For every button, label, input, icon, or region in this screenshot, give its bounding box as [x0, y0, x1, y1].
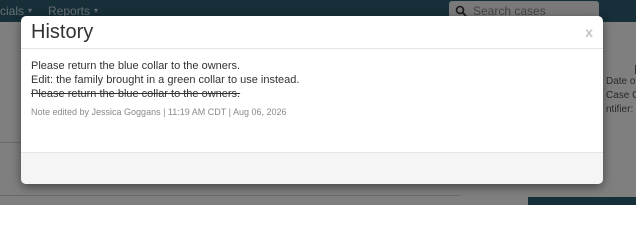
modal-body: Please return the blue collar to the own…: [31, 59, 591, 117]
note-line: Please return the blue collar to the own…: [31, 60, 241, 72]
modal-header: History x: [21, 16, 603, 49]
modal-title: History: [31, 21, 94, 43]
note-line: Edit: the family brought in a green coll…: [31, 74, 300, 86]
modal-footer: [21, 152, 603, 184]
note-edit-meta: Note edited by Jessica Goggans | 11:19 A…: [31, 107, 287, 117]
note-line-struck: Please return the blue collar to the own…: [31, 88, 241, 100]
history-modal: History x Please return the blue collar …: [21, 16, 603, 184]
close-button[interactable]: x: [585, 24, 593, 40]
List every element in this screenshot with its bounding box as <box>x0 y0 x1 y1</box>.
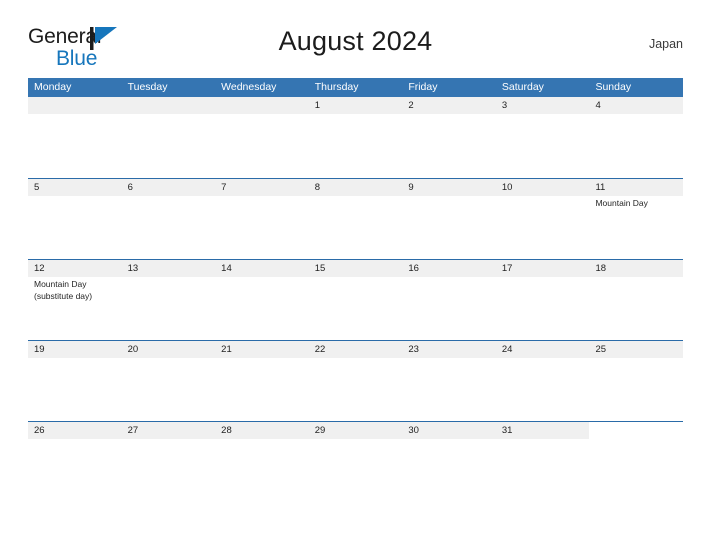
day-number: 25 <box>595 344 607 355</box>
day-cell-15[interactable]: 15 <box>309 260 403 340</box>
day-number: 17 <box>501 263 513 274</box>
day-cell-24[interactable]: 24 <box>496 341 590 421</box>
day-cell-13[interactable]: 13 <box>122 260 216 340</box>
day-cell-empty <box>122 97 216 178</box>
week-cells: 1 2 3 4 <box>28 97 683 178</box>
day-cell-1[interactable]: 1 <box>309 97 403 178</box>
week-cells: 12 Mountain Day (substitute day) 13 14 15 16 17… <box>28 260 683 340</box>
day-number: 21 <box>221 344 232 355</box>
day-number: 27 <box>127 425 139 436</box>
day-number: 14 <box>221 263 232 274</box>
day-cell-18[interactable]: 18 <box>589 260 683 340</box>
day-cell-26[interactable]: 26 <box>28 422 122 502</box>
country-label: Japan <box>648 37 683 51</box>
day-cell-14[interactable]: 14 <box>215 260 309 340</box>
day-number: 8 <box>314 182 321 193</box>
calendar-week-row: 5 6 7 8 9 10 11 Mountain Day <box>28 178 683 259</box>
day-number: 31 <box>501 425 513 436</box>
day-cell-4[interactable]: 4 <box>589 97 683 178</box>
day-cell-22[interactable]: 22 <box>309 341 403 421</box>
calendar-week-row: 1 2 3 4 <box>28 97 683 178</box>
day-number: 12 <box>34 263 45 274</box>
day-number: 18 <box>595 263 607 274</box>
weekday-header-wednesday: Wednesday <box>221 81 277 93</box>
day-cell-7[interactable]: 7 <box>215 179 309 259</box>
calendar-week-row: 12 Mountain Day (substitute day) 13 14 15 16 17… <box>28 259 683 340</box>
holiday-label: Mountain Day <box>595 198 648 208</box>
week-cells: 26 27 28 29 30 31 <box>28 422 683 502</box>
day-number: 23 <box>408 344 419 355</box>
weekday-header-thursday: Thursday <box>314 81 359 93</box>
day-number: 4 <box>595 100 601 111</box>
weekday-header-tuesday: Tuesday <box>127 81 168 93</box>
day-cell-5[interactable]: 5 <box>28 179 122 259</box>
day-cell-6[interactable]: 6 <box>122 179 216 259</box>
day-number: 9 <box>408 182 414 193</box>
calendar-week-row: 26 27 28 29 30 31 <box>28 421 683 502</box>
day-cell-11[interactable]: 11 Mountain Day <box>589 179 683 259</box>
week-cells: 19 20 21 22 23 24 25 <box>28 341 683 421</box>
day-cell-empty <box>215 97 309 178</box>
weekday-header-row: Monday Tuesday Wednesday Thursday Friday Satu… <box>28 78 683 97</box>
day-cell-12[interactable]: 12 Mountain Day (substitute day) <box>28 260 122 340</box>
day-cell-27[interactable]: 27 <box>122 422 216 502</box>
day-cell-30[interactable]: 30 <box>402 422 496 502</box>
weekday-header-friday: Friday <box>408 81 438 93</box>
day-cell-17[interactable]: 17 <box>496 260 590 340</box>
day-number <box>221 99 309 112</box>
day-number: 22 <box>314 344 326 355</box>
day-number: 3 <box>501 100 508 111</box>
day-cell-8[interactable]: 8 <box>309 179 403 259</box>
day-number: 15 <box>314 263 326 274</box>
week-cells: 5 6 7 8 9 10 11 Mountain Day <box>28 179 683 259</box>
calendar-weeks: 1 2 3 4 5 6 7 8 9 10 11 Mountain Day 12 Mountain Day(… <box>28 97 683 502</box>
day-number: 5 <box>34 182 40 193</box>
page-title: August 2024 <box>278 26 433 56</box>
day-events: Mountain Day <box>595 198 683 210</box>
day-number: 28 <box>221 425 232 436</box>
day-cell-28[interactable]: 28 <box>215 422 309 502</box>
day-number: 30 <box>408 425 419 436</box>
day-cell-3[interactable]: 3 <box>496 97 590 178</box>
day-number: 10 <box>501 182 513 193</box>
calendar-page: General Blue August 2024 Japan Monday Tue… <box>0 0 712 550</box>
day-cell-9[interactable]: 9 <box>402 179 496 259</box>
day-cell-19[interactable]: 19 <box>28 341 122 421</box>
holiday-label: (substitute day) <box>34 290 93 301</box>
day-number: 20 <box>127 344 139 355</box>
day-number: 2 <box>408 100 414 111</box>
weekday-header-sunday: Sunday <box>595 81 632 93</box>
day-cell-31[interactable]: 31 <box>496 422 590 502</box>
day-cell-29[interactable]: 29 <box>309 422 403 502</box>
day-number <box>34 99 122 112</box>
day-cell-10[interactable]: 10 <box>496 179 590 259</box>
day-cell-16[interactable]: 16 <box>402 260 496 340</box>
calendar-week-row: 19 20 21 22 23 24 25 <box>28 340 683 421</box>
day-cell-25[interactable]: 25 <box>589 341 683 421</box>
day-number <box>595 424 683 437</box>
day-cell-empty <box>589 422 683 502</box>
day-number: 29 <box>314 425 326 436</box>
calendar-grid: Monday Tuesday Wednesday Thursday Friday Satu… <box>28 78 683 502</box>
day-cell-20[interactable]: 20 <box>122 341 216 421</box>
weekday-header-monday: Monday <box>34 81 72 93</box>
weekday-header-saturday: Saturday <box>501 81 544 93</box>
day-number: 7 <box>221 182 227 193</box>
day-cell-21[interactable]: 21 <box>215 341 309 421</box>
day-number <box>128 99 216 112</box>
day-cell-2[interactable]: 2 <box>402 97 496 178</box>
day-number: 6 <box>127 182 133 193</box>
day-number: 24 <box>501 344 513 355</box>
day-cell-23[interactable]: 23 <box>402 341 496 421</box>
day-number: 13 <box>127 263 139 274</box>
day-number: 26 <box>34 425 45 436</box>
day-number: 16 <box>408 263 419 274</box>
page-header: General Blue August 2024 Japan <box>28 22 683 70</box>
day-events: Mountain Day (substitute day) <box>34 279 122 302</box>
day-number: 19 <box>34 344 45 355</box>
holiday-label: Mountain Day <box>34 279 87 289</box>
day-number: 11 <box>595 182 606 193</box>
day-number: 1 <box>314 100 321 111</box>
day-cell-empty <box>28 97 122 178</box>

**Поставленная задача:**
Можете вернуть все строки приведённых выше данных без единого изменения, пропустив изображения?

**Решённая задача:**
For every button, label, input, icon, or region in this screenshot, give its bounding box as [x0, y0, x1, y1].
modal-body: Please return the blue collar to the own…: [31, 59, 591, 117]
note-line: Please return the blue collar to the own…: [31, 60, 241, 72]
modal-header: History x: [21, 16, 603, 49]
modal-title: History: [31, 21, 94, 43]
note-line: Edit: the family brought in a green coll…: [31, 74, 300, 86]
modal-footer: [21, 152, 603, 184]
note-edit-meta: Note edited by Jessica Goggans | 11:19 A…: [31, 107, 287, 117]
note-line-struck: Please return the blue collar to the own…: [31, 88, 241, 100]
history-modal: History x Please return the blue collar …: [21, 16, 603, 184]
close-button[interactable]: x: [585, 24, 593, 40]
List every element in this screenshot with its bounding box as <box>x0 y0 x1 y1</box>.
day-number: 25 <box>595 344 607 355</box>
day-cell-15[interactable]: 15 <box>309 260 403 340</box>
day-number: 17 <box>501 263 513 274</box>
day-cell-24[interactable]: 24 <box>496 341 590 421</box>
day-cell-13[interactable]: 13 <box>122 260 216 340</box>
day-cell-empty <box>122 97 216 178</box>
week-cells: 1 2 3 4 <box>28 97 683 178</box>
day-cell-1[interactable]: 1 <box>309 97 403 178</box>
week-cells: 12 Mountain Day (substitute day) 13 14 15 16 17… <box>28 260 683 340</box>
day-number: 21 <box>221 344 232 355</box>
day-number: 27 <box>127 425 139 436</box>
day-number: 14 <box>221 263 232 274</box>
day-cell-18[interactable]: 18 <box>589 260 683 340</box>
day-cell-26[interactable]: 26 <box>28 422 122 502</box>
country-label: Japan <box>648 37 683 51</box>
day-cell-14[interactable]: 14 <box>215 260 309 340</box>
day-number: 8 <box>314 182 321 193</box>
calendar-week-row: 5 6 7 8 9 10 11 Mountain Day <box>28 178 683 259</box>
day-number: 31 <box>501 425 513 436</box>
day-cell-4[interactable]: 4 <box>589 97 683 178</box>
day-cell-22[interactable]: 22 <box>309 341 403 421</box>
calendar-week-row: 1 2 3 4 <box>28 97 683 178</box>
day-number: 12 <box>34 263 45 274</box>
day-number: 18 <box>595 263 607 274</box>
weekday-header-wednesday: Wednesday <box>221 81 277 93</box>
day-cell-7[interactable]: 7 <box>215 179 309 259</box>
calendar-week-row: 12 Mountain Day (substitute day) 13 14 15 16 17… <box>28 259 683 340</box>
holiday-label: Mountain Day <box>595 198 648 208</box>
week-cells: 26 27 28 29 30 31 <box>28 422 683 502</box>
day-number: 23 <box>408 344 419 355</box>
weekday-header-thursday: Thursday <box>314 81 359 93</box>
day-number: 4 <box>595 100 601 111</box>
weekday-header-tuesday: Tuesday <box>127 81 168 93</box>
day-cell-5[interactable]: 5 <box>28 179 122 259</box>
day-cell-6[interactable]: 6 <box>122 179 216 259</box>
day-number: 9 <box>408 182 414 193</box>
calendar-week-row: 26 27 28 29 30 31 <box>28 421 683 502</box>
day-cell-11[interactable]: 11 Mountain Day <box>589 179 683 259</box>
week-cells: 19 20 21 22 23 24 25 <box>28 341 683 421</box>
day-cell-empty <box>215 97 309 178</box>
weekday-header-row: Monday Tuesday Wednesday Thursday Friday Satu… <box>28 78 683 97</box>
day-cell-12[interactable]: 12 Mountain Day (substitute day) <box>28 260 122 340</box>
day-cell-27[interactable]: 27 <box>122 422 216 502</box>
day-cell-30[interactable]: 30 <box>402 422 496 502</box>
weekday-header-friday: Friday <box>408 81 438 93</box>
day-cell-17[interactable]: 17 <box>496 260 590 340</box>
day-number <box>221 99 309 112</box>
day-number: 22 <box>314 344 326 355</box>
day-number: 3 <box>501 100 508 111</box>
day-cell-8[interactable]: 8 <box>309 179 403 259</box>
day-number: 15 <box>314 263 326 274</box>
week-cells: 5 6 7 8 9 10 11 Mountain Day <box>28 179 683 259</box>
calendar-weeks: 1 2 3 4 5 6 7 8 9 10 11 Mountain Day 12 Mountain Day(… <box>28 97 683 502</box>
day-number: 5 <box>34 182 40 193</box>
page-title: August 2024 <box>278 26 433 56</box>
day-events: Mountain Day <box>595 198 683 210</box>
day-number: 28 <box>221 425 232 436</box>
day-cell-28[interactable]: 28 <box>215 422 309 502</box>
day-number: 30 <box>408 425 419 436</box>
day-cell-3[interactable]: 3 <box>496 97 590 178</box>
day-number: 10 <box>501 182 513 193</box>
calendar-page: General Blue August 2024 Japan Monday Tue… <box>0 0 712 550</box>
day-cell-9[interactable]: 9 <box>402 179 496 259</box>
day-cell-19[interactable]: 19 <box>28 341 122 421</box>
holiday-label: (substitute day) <box>34 290 93 301</box>
day-number: 20 <box>127 344 139 355</box>
day-number: 2 <box>408 100 414 111</box>
weekday-header-sunday: Sunday <box>595 81 632 93</box>
day-cell-31[interactable]: 31 <box>496 422 590 502</box>
day-cell-29[interactable]: 29 <box>309 422 403 502</box>
day-number <box>34 99 122 112</box>
day-cell-10[interactable]: 10 <box>496 179 590 259</box>
day-cell-16[interactable]: 16 <box>402 260 496 340</box>
calendar-week-row: 19 20 21 22 23 24 25 <box>28 340 683 421</box>
day-cell-25[interactable]: 25 <box>589 341 683 421</box>
day-number <box>595 424 683 437</box>
day-cell-empty <box>589 422 683 502</box>
day-number: 29 <box>314 425 326 436</box>
calendar-grid: Monday Tuesday Wednesday Thursday Friday Satu… <box>28 78 683 502</box>
day-cell-20[interactable]: 20 <box>122 341 216 421</box>
weekday-header-monday: Monday <box>34 81 72 93</box>
weekday-header-saturday: Saturday <box>501 81 544 93</box>
day-number: 7 <box>221 182 227 193</box>
day-cell-21[interactable]: 21 <box>215 341 309 421</box>
day-number <box>128 99 216 112</box>
day-cell-2[interactable]: 2 <box>402 97 496 178</box>
day-number: 6 <box>127 182 133 193</box>
day-number: 24 <box>501 344 513 355</box>
day-cell-23[interactable]: 23 <box>402 341 496 421</box>
day-number: 13 <box>127 263 139 274</box>
day-number: 26 <box>34 425 45 436</box>
day-number: 16 <box>408 263 419 274</box>
page-header: General Blue August 2024 Japan <box>28 22 683 70</box>
day-events: Mountain Day (substitute day) <box>34 279 122 302</box>
day-number: 19 <box>34 344 45 355</box>
holiday-label: Mountain Day <box>34 279 87 289</box>
day-number: 11 <box>595 182 606 193</box>
day-number: 1 <box>314 100 321 111</box>
day-cell-empty <box>28 97 122 178</box>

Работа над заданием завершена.